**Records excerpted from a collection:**
====

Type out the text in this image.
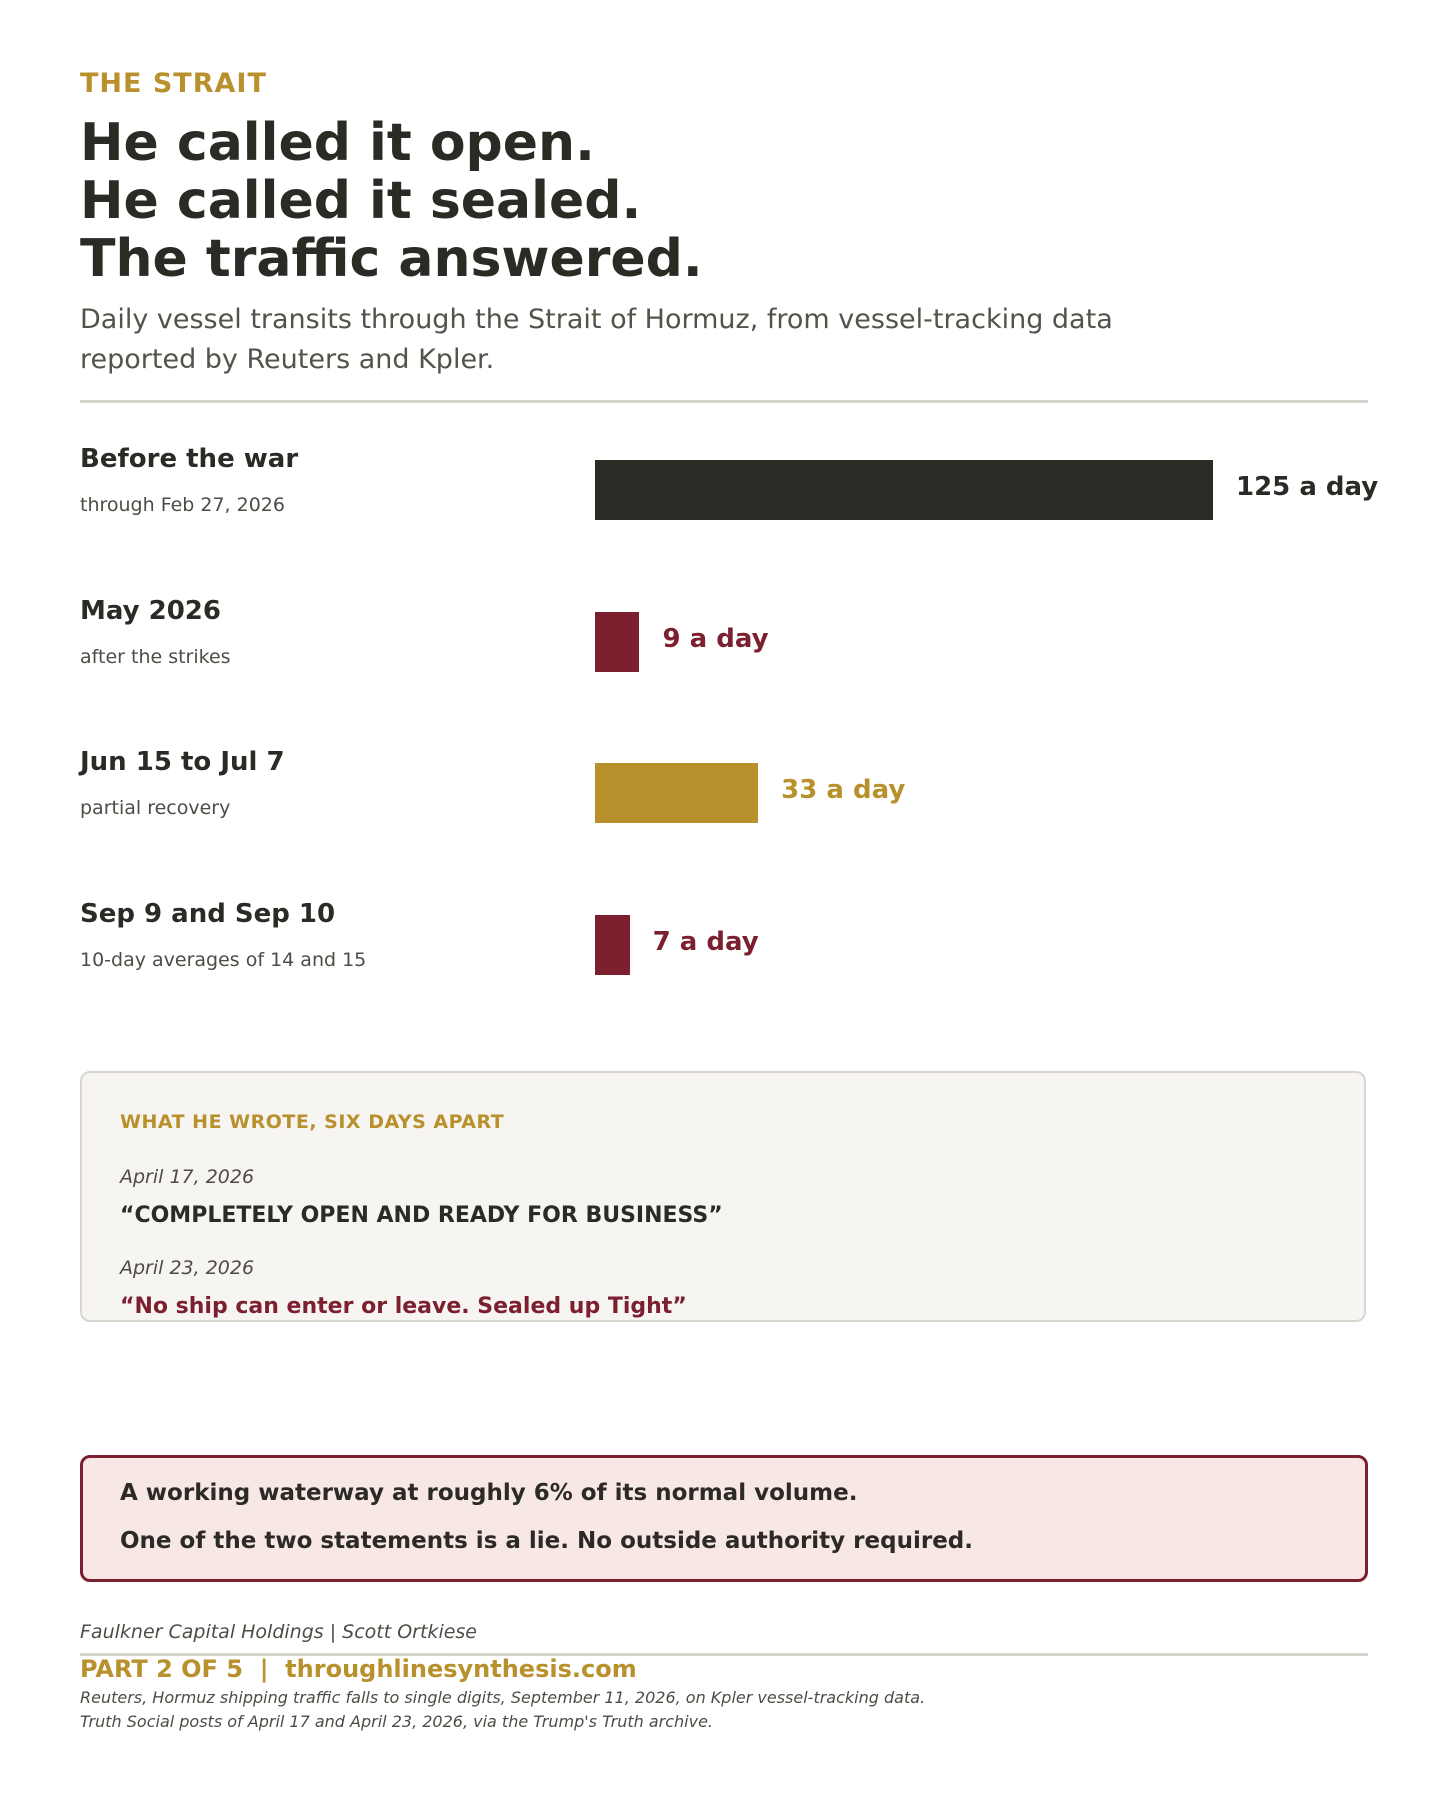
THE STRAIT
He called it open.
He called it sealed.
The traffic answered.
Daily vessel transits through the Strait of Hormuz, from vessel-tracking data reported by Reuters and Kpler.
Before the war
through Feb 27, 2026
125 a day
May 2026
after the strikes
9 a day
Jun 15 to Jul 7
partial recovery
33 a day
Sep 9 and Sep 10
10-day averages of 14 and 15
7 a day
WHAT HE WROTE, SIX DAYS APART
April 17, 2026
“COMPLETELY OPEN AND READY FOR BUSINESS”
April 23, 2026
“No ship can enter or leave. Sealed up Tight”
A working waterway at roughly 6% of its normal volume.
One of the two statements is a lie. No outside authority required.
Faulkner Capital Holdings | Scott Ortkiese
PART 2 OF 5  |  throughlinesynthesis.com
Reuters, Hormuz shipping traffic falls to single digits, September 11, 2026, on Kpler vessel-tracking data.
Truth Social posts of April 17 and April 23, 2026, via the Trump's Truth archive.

====

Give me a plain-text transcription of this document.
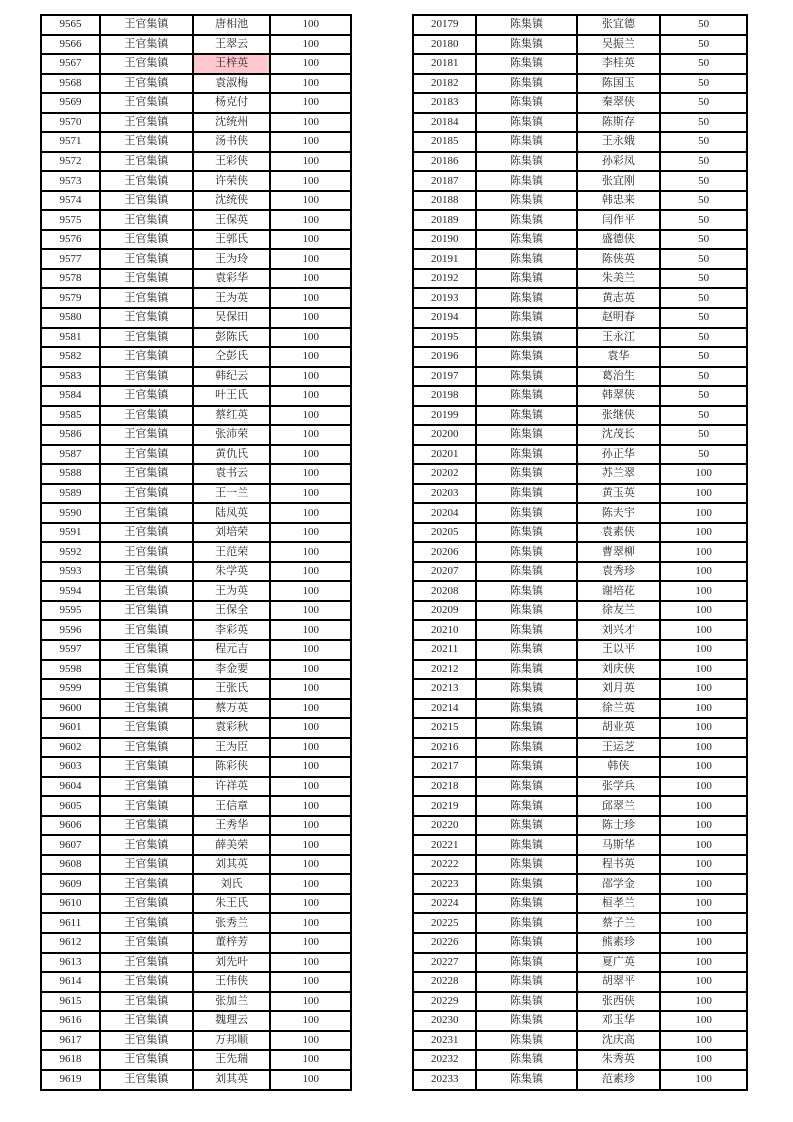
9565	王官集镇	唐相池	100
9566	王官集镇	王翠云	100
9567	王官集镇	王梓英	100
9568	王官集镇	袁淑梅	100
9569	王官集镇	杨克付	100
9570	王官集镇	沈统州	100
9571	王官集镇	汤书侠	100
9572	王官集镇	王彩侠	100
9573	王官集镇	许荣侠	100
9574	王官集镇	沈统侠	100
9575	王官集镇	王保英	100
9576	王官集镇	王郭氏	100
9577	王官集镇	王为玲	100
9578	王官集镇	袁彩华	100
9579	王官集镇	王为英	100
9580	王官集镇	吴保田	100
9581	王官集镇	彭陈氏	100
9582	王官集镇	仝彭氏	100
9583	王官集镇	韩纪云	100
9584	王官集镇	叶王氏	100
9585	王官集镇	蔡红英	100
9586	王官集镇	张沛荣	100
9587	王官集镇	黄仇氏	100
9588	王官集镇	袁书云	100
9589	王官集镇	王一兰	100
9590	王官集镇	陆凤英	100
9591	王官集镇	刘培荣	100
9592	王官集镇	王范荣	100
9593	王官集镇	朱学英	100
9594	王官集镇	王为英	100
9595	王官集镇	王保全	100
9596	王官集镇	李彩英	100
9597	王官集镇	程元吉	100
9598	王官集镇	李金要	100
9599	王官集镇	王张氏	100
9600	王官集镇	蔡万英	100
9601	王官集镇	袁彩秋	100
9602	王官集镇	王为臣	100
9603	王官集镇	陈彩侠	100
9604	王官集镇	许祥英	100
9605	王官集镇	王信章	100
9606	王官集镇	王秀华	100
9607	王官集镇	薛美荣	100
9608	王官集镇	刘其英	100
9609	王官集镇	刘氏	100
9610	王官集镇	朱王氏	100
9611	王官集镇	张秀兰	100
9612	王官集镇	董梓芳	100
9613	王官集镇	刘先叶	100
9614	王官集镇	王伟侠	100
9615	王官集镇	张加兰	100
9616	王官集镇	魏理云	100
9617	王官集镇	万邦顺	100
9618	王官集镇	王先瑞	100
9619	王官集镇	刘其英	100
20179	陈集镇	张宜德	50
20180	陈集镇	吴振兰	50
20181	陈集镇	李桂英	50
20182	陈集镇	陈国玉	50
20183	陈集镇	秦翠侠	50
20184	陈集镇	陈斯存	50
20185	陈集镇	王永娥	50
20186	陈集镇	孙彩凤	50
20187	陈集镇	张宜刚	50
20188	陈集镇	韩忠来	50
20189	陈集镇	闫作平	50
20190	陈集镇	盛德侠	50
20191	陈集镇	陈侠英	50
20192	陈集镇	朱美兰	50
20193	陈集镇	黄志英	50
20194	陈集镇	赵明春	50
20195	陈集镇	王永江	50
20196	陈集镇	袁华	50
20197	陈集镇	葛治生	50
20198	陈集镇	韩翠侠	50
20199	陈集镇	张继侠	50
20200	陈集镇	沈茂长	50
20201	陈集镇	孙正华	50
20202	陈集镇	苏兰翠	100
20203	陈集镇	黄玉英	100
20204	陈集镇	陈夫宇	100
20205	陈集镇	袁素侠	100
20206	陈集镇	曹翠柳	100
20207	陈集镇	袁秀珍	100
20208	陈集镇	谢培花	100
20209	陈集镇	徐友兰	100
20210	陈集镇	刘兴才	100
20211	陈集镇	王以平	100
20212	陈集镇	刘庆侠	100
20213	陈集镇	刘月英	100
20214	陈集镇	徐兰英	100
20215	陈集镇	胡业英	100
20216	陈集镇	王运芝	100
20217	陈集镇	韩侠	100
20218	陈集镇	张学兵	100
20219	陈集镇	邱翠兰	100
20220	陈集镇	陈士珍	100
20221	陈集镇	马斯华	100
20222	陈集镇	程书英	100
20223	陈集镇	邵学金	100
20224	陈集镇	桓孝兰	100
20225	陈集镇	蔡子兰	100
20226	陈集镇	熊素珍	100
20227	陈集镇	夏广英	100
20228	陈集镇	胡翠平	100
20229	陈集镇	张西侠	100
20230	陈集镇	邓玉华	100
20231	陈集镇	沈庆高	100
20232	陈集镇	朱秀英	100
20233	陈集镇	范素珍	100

====

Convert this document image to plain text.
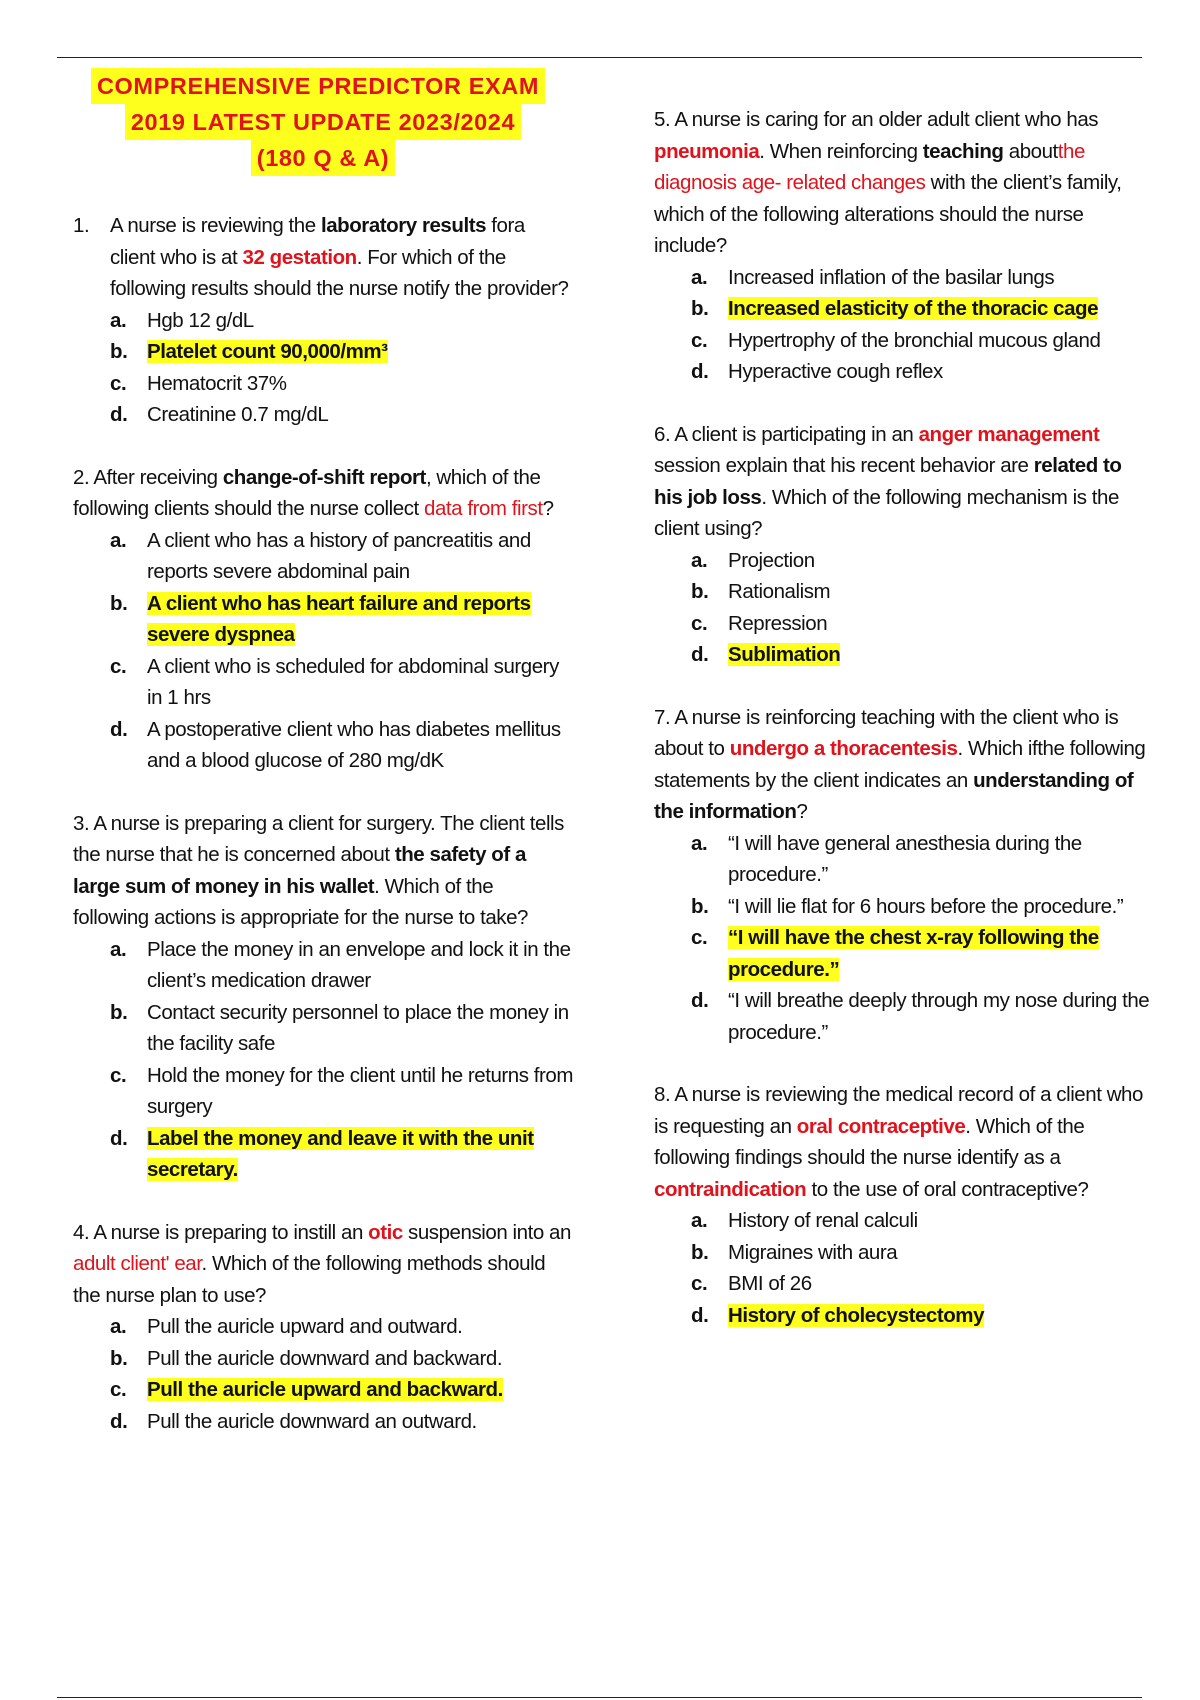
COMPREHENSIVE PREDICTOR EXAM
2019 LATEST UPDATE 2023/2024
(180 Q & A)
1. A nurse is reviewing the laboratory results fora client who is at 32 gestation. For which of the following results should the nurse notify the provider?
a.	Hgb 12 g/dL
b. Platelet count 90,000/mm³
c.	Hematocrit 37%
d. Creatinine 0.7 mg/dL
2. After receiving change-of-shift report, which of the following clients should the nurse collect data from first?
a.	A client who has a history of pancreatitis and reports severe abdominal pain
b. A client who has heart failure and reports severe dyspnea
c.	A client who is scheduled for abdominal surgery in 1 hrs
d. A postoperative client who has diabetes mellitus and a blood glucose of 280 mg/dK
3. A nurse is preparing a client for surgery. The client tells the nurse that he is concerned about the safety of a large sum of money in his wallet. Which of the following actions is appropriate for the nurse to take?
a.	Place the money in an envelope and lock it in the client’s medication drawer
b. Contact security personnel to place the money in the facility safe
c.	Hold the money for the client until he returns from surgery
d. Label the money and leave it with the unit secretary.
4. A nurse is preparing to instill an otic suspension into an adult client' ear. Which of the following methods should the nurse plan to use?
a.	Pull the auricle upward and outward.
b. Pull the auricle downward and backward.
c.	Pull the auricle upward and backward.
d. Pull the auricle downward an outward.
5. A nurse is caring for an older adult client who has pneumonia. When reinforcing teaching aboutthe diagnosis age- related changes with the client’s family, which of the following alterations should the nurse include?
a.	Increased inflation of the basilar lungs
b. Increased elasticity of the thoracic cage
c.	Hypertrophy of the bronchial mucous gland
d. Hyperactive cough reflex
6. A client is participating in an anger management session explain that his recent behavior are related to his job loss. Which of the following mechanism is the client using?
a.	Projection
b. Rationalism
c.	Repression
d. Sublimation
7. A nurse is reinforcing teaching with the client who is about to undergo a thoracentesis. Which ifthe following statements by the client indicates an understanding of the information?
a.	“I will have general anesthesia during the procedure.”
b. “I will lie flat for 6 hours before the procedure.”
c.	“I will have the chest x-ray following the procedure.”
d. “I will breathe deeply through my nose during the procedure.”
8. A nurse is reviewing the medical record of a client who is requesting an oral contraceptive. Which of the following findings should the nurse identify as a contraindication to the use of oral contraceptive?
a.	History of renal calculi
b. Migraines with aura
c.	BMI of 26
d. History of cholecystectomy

====

**What to work on:**
Pull every line containing "severe" from the data.

**Output for this exercise:**
a.	A client who has a history of pancreatitis and reports severe abdominal pain
b. A client who has heart failure and reports severe dyspnea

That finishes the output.